▶ [WHAT IS ASKED]: In the listing below, find every line with the string "JSON" and pull it out.

(Figure record listings)

##########

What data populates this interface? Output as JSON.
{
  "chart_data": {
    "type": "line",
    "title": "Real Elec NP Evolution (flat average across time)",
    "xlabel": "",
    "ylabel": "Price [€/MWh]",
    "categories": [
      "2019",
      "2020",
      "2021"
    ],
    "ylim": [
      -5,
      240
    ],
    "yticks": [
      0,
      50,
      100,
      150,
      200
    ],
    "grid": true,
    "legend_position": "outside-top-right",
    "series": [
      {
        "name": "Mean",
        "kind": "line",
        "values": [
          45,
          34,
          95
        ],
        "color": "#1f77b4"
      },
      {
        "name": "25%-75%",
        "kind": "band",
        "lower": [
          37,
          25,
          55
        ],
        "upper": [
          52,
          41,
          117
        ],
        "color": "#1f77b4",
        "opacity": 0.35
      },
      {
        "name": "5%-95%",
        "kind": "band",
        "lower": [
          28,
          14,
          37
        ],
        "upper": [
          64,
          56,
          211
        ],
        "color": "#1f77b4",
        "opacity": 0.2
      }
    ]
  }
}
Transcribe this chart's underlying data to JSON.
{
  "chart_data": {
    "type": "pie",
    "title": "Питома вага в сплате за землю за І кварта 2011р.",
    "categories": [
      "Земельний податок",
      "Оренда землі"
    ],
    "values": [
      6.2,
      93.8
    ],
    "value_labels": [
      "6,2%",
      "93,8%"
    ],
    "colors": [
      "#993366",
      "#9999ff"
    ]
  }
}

##########

▶ [SOLUTION TO THE EXERCISE]:
What data populates this interface? Output as JSON.
Transcribe this chart's underlying data to JSON.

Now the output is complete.